* _WORK TO DO_: Look for the string "London" in every line, and copy each line that has it.

MATERIAL FOR THIS EXERCISE start

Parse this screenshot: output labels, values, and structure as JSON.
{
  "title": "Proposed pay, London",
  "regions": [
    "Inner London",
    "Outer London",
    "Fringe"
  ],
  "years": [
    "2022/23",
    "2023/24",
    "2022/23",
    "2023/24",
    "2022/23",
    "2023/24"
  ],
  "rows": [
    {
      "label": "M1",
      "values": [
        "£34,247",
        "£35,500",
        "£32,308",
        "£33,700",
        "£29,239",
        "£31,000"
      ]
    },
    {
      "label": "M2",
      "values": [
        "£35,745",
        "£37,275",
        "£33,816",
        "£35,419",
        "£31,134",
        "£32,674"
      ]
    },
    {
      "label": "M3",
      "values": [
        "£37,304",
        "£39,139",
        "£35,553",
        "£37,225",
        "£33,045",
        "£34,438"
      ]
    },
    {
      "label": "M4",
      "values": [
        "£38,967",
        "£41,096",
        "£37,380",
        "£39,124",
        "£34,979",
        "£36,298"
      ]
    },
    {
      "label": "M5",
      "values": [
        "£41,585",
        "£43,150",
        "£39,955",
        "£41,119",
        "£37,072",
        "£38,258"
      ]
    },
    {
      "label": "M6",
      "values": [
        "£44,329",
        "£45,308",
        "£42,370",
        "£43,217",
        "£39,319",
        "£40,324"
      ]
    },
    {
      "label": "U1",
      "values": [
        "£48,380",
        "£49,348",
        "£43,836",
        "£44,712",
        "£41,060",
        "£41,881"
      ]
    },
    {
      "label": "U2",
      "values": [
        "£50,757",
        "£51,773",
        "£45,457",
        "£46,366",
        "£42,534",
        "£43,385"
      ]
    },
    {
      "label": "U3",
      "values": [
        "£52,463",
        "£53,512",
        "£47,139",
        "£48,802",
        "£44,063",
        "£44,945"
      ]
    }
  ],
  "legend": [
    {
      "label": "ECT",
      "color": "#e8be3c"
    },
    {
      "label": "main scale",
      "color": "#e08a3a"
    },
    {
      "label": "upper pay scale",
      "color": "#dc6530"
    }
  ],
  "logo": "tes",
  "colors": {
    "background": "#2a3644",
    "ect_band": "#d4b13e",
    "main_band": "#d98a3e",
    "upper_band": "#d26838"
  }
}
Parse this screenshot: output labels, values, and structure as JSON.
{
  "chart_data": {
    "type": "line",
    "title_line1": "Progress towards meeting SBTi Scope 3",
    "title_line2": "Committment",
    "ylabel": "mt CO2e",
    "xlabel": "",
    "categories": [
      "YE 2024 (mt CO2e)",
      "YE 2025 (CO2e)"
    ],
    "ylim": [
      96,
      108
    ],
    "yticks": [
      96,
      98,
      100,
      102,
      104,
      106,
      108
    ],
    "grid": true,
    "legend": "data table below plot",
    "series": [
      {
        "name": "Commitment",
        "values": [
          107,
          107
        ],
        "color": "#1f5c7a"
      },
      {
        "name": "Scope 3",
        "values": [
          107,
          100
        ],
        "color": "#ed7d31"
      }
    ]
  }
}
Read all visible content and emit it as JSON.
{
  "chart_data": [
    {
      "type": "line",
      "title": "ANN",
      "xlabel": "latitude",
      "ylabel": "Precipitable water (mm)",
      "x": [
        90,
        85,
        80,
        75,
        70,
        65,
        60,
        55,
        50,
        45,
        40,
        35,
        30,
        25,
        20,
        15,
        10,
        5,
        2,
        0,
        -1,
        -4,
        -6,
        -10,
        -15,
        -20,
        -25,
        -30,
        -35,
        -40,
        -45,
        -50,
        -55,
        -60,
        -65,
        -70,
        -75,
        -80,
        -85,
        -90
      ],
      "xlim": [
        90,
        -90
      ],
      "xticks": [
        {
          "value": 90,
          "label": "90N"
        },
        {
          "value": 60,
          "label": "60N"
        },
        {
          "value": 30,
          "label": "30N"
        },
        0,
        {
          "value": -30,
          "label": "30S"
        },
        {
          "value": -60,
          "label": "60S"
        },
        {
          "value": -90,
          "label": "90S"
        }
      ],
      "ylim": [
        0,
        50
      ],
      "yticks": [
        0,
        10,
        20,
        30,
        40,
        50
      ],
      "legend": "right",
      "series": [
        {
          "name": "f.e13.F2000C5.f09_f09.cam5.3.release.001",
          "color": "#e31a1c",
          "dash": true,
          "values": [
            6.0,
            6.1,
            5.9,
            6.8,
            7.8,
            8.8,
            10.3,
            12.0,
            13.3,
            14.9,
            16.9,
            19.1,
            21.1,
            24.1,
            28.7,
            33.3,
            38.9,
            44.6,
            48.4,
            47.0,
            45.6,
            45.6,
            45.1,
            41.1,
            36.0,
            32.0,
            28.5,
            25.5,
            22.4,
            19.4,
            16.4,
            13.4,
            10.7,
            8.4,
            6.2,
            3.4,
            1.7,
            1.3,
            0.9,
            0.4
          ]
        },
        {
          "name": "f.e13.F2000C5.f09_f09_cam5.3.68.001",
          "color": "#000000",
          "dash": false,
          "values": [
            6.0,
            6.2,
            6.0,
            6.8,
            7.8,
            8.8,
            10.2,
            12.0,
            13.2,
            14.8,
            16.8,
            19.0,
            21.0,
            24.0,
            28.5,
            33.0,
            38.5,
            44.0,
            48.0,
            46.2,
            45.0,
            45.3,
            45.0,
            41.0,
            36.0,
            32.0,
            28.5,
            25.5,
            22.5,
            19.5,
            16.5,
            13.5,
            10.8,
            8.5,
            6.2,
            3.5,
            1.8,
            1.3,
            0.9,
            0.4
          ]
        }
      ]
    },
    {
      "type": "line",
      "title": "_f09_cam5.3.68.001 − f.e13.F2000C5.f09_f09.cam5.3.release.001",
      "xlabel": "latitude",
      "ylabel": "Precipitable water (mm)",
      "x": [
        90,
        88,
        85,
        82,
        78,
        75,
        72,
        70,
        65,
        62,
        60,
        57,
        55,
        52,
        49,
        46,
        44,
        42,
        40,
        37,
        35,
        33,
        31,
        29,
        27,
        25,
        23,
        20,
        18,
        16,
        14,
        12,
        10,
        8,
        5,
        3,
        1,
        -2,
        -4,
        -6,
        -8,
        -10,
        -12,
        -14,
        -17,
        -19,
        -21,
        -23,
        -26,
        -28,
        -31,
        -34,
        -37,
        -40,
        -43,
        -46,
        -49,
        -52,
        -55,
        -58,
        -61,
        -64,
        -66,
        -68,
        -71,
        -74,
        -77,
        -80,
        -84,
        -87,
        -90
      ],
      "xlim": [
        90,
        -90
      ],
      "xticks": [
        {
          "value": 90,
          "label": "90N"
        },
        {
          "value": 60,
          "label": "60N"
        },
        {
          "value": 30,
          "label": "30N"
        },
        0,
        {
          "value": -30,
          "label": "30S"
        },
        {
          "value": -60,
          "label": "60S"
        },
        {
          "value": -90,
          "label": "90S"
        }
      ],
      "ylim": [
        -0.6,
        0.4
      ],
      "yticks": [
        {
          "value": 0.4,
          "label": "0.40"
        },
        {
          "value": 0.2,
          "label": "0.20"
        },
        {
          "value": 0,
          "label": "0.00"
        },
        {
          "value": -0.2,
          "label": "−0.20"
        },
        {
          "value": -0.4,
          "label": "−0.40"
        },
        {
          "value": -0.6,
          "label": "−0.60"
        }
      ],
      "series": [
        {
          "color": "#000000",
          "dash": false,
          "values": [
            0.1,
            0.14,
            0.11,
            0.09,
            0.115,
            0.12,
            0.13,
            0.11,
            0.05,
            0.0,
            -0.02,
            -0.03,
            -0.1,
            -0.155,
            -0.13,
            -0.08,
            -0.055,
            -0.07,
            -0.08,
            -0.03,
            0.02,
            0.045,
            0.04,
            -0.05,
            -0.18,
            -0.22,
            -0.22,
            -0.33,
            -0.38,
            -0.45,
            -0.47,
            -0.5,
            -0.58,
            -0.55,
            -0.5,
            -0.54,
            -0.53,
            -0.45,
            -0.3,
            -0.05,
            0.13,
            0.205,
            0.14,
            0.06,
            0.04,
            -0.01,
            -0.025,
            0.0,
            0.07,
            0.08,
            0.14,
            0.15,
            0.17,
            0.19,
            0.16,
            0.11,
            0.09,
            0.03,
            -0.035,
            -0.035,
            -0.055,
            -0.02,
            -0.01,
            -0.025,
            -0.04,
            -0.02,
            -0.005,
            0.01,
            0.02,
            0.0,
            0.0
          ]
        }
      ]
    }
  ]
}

MATERIAL FOR THIS EXERCISE end

* _ANSWER TO THE EXERCISE_:
  "title": "Proposed pay, London",
    "Inner London",
    "Outer London",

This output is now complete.